TO DO
Pick out the lines below that include the string "color".

>> begin DATA PROVIDED

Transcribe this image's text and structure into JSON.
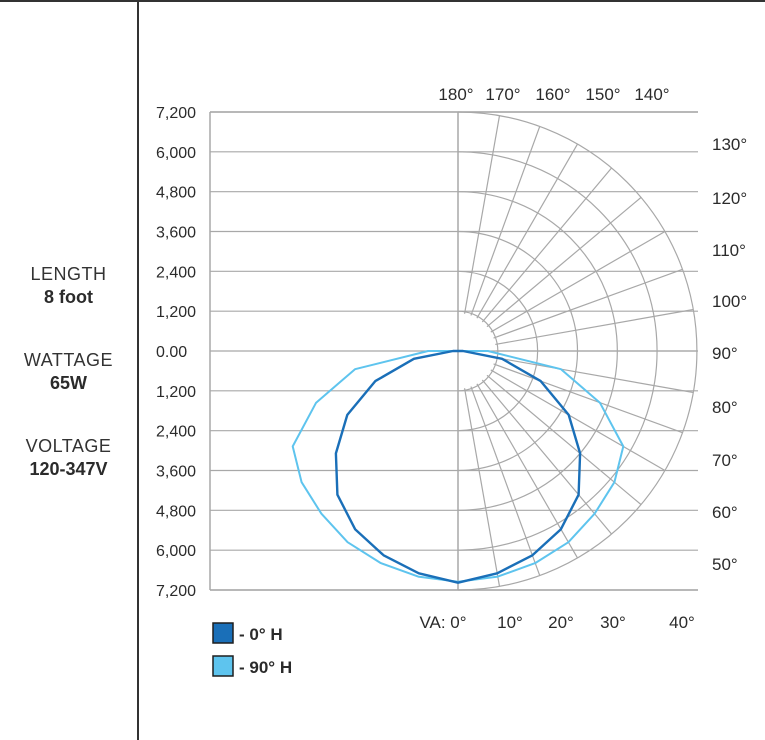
{
  "specs": [
    {
      "label": "LENGTH",
      "value": "8 foot"
    },
    {
      "label": "WATTAGE",
      "value": "65W"
    },
    {
      "label": "VOLTAGE",
      "value": "120-347V"
    }
  ],
  "chart_data": {
    "type": "polar-candela",
    "title": "",
    "candela_ticks_upper": [
      "7,200",
      "6,000",
      "4,800",
      "3,600",
      "2,400",
      "1,200",
      "0.00"
    ],
    "candela_ticks_lower": [
      "1,200",
      "2,400",
      "3,600",
      "4,800",
      "6,000",
      "7,200"
    ],
    "candela_max": 7200,
    "top_angle_labels": [
      "180°",
      "170°",
      "160°",
      "150°",
      "140°"
    ],
    "right_angle_labels": [
      "130°",
      "120°",
      "110°",
      "100°",
      "90°",
      "80°",
      "70°",
      "60°",
      "50°"
    ],
    "bottom_angle_labels": [
      "VA: 0°",
      "10°",
      "20°",
      "30°",
      "40°"
    ],
    "legend": [
      {
        "label": "- 0° H",
        "color": "#1a6fb8"
      },
      {
        "label": "- 90° H",
        "color": "#5ec4ee"
      }
    ],
    "series": [
      {
        "name": "- 0° H",
        "color": "#1a6fb8",
        "angles": [
          0,
          10,
          20,
          30,
          40,
          50,
          60,
          70,
          80,
          90,
          100,
          110,
          120,
          130,
          140,
          150,
          160,
          170,
          180
        ],
        "candela": [
          6980,
          6800,
          6550,
          6200,
          5650,
          4800,
          3850,
          2650,
          1350,
          150,
          0,
          0,
          0,
          0,
          0,
          0,
          0,
          0,
          0
        ]
      },
      {
        "name": "- 90° H",
        "color": "#5ec4ee",
        "angles": [
          0,
          10,
          20,
          30,
          40,
          50,
          60,
          70,
          80,
          90,
          100,
          110,
          120,
          130,
          140,
          150,
          160,
          170,
          180
        ],
        "candela": [
          6950,
          6900,
          6800,
          6650,
          6400,
          6150,
          5750,
          4550,
          3150,
          900,
          0,
          0,
          0,
          0,
          0,
          0,
          0,
          0,
          0
        ]
      }
    ]
  }
}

>> end DATA PROVIDED

OUTPUT FOR THIS EXERCISE
        "color": "#1a6fb8"
        "color": "#5ec4ee"
        "color": "#1a6fb8",
        "color": "#5ec4ee",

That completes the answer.